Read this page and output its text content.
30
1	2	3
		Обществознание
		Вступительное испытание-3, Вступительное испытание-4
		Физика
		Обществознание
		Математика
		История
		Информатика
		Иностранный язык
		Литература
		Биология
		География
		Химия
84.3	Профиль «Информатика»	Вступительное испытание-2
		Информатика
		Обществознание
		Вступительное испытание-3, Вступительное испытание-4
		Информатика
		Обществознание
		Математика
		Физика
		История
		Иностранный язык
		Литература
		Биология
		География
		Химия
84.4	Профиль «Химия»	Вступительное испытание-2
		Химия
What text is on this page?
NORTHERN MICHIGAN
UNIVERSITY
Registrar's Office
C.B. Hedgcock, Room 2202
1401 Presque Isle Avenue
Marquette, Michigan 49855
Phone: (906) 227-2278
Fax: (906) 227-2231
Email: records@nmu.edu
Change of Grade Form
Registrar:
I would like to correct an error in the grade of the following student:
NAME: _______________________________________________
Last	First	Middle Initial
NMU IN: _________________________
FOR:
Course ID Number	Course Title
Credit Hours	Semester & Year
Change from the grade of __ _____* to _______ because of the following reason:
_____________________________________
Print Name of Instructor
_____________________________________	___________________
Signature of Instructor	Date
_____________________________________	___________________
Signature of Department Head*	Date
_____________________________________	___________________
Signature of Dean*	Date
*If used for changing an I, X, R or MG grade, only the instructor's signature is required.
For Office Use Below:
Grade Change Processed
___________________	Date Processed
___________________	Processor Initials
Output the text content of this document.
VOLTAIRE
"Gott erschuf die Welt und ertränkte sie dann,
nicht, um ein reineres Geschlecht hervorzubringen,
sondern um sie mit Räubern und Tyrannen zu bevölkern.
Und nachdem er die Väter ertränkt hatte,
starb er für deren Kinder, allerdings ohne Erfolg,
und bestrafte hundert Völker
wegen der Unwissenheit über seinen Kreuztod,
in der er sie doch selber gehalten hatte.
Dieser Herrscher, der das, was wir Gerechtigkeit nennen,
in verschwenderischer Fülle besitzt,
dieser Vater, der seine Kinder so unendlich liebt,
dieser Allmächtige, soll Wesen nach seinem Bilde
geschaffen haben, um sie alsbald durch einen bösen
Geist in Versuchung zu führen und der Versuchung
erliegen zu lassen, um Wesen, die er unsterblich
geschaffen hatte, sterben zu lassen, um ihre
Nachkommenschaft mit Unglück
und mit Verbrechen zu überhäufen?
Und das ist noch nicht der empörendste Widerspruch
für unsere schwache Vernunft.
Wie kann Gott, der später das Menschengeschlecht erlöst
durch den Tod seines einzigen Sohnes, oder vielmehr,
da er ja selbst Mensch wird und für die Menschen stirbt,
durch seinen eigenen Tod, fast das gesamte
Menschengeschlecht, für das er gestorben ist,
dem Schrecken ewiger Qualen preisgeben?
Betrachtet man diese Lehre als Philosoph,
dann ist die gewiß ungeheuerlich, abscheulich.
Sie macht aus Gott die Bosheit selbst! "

━━━━━━━━━━━━━━━━━━━━━━━━━━━━━━

● Your task
Search the lines for the word "Gott" and report how many contain it, by number only.

● Answer to this task
3